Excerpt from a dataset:
——————

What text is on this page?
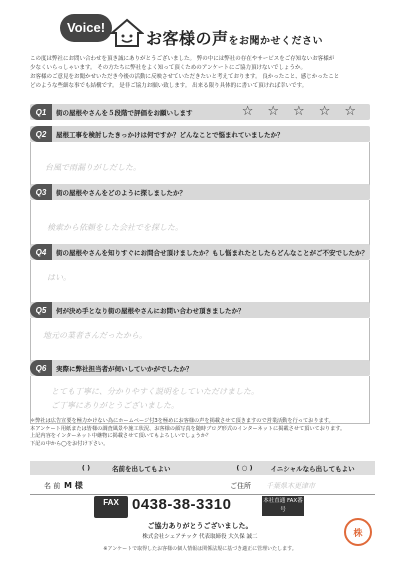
Voice!
お客様の声をお聞かせください
この度は弊社にお問い合わせを頂き誠にありがとうございました。 弊の中には弊社の存在やサービスをご存知ないお客様が
少なくいらっしゃいます。 その方たちに弊社をよく知って頂くためのアンケートにご協力頂けないでしょうか。
お客様のご意見をお聞かせいただき今後の活動に反映させていただきたいと考えております。 良かったこと、感じかったこと
どのような些細な事でも結構です。 是非ご協力お願い致します。 出来る限り具体的に書いて頂ければ幸いです。
Q1	街の屋根やさんを５段階で評価をお願いします	☆ ☆ ☆ ☆ ☆
Q2	屋根工事を検討したきっかけは何ですか？どんなことで悩まれていましたか？
台風で雨漏りがしだした。
Q3	街の屋根やさんをどのように探しましたか？
検索から依頼をした会社でを探した。
Q4	街の屋根やさんを知りすぐにお問合せ頂けましたか？もし悩まれたとしたらどんなことがご不安でしたか？
はい。
Q5	何が決め手となり街の屋根やさんにお問い合わせ頂きましたか？
地元の業者さんだったから。
Q6	実際に弊社担当者が伺いしていかがでしたか？
とても丁寧に、分かりやすく説明をしていただけました。
ご丁寧にありがとうございました。
＊弊社は広告宣要を極力かけない為にホームページ付3を極めにお客様の声を掲載させて頂きますので営業活動を行っております。
本アンケート用紙または皆様の調査風景や施工状況、お客様の顔写真を随時ブログ形式のインターネットに掲載させて頂いております。
上記内容をインターネット中継物に掲載させて頂いてもよろしいでしょうか？
下記の中から◯をお付け下さい。
( )	名前を出してもよい	( ○ )	イニシャルなら出してもよい
名 前 M 様	ご住所 千葉県木更津市
FAX 0438-38-3310	本社直通 FAX番号
ご協力ありがとうございました。
株式会社シェアテック 代表取締役 大久保 誠二
※アンケートで取得したお客様の個人情報は関係法規に基づき適正に管理いたします。
株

——————

## WHAT IS ASKED
Retype every entry verbatim and exclude the pictures from the copy.

## THE ANSWER
What text is on this page?
Voice!
お客様の声をお聞かせください
この度は弊社にお問い合わせを頂き誠にありがとうございました。 弊の中には弊社の存在やサービスをご存知ないお客様が
少なくいらっしゃいます。 その方たちに弊社をよく知って頂くためのアンケートにご協力頂けないでしょうか。
お客様のご意見をお聞かせいただき今後の活動に反映させていただきたいと考えております。 良かったこと、感じかったこと
どのような些細な事でも結構です。 是非ご協力お願い致します。 出来る限り具体的に書いて頂ければ幸いです。
Q1	街の屋根やさんを５段階で評価をお願いします	☆ ☆ ☆ ☆ ☆
Q2	屋根工事を検討したきっかけは何ですか？どんなことで悩まれていましたか？
台風で雨漏りがしだした。
Q3	街の屋根やさんをどのように探しましたか？
検索から依頼をした会社でを探した。
Q4	街の屋根やさんを知りすぐにお問合せ頂けましたか？もし悩まれたとしたらどんなことがご不安でしたか？
はい。
Q5	何が決め手となり街の屋根やさんにお問い合わせ頂きましたか？
地元の業者さんだったから。
Q6	実際に弊社担当者が伺いしていかがでしたか？
とても丁寧に、分かりやすく説明をしていただけました。
ご丁寧にありがとうございました。
＊弊社は広告宣要を極力かけない為にホームページ付3を極めにお客様の声を掲載させて頂きますので営業活動を行っております。
本アンケート用紙または皆様の調査風景や施工状況、お客様の顔写真を随時ブログ形式のインターネットに掲載させて頂いております。
上記内容をインターネット中継物に掲載させて頂いてもよろしいでしょうか？
下記の中から◯をお付け下さい。
( )	名前を出してもよい	( ○ )	イニシャルなら出してもよい
名 前 M 様	ご住所 千葉県木更津市
FAX 0438-38-3310	本社直通 FAX番号
ご協力ありがとうございました。
株式会社シェアテック 代表取締役 大久保 誠二
※アンケートで取得したお客様の個人情報は関係法規に基づき適正に管理いたします。
株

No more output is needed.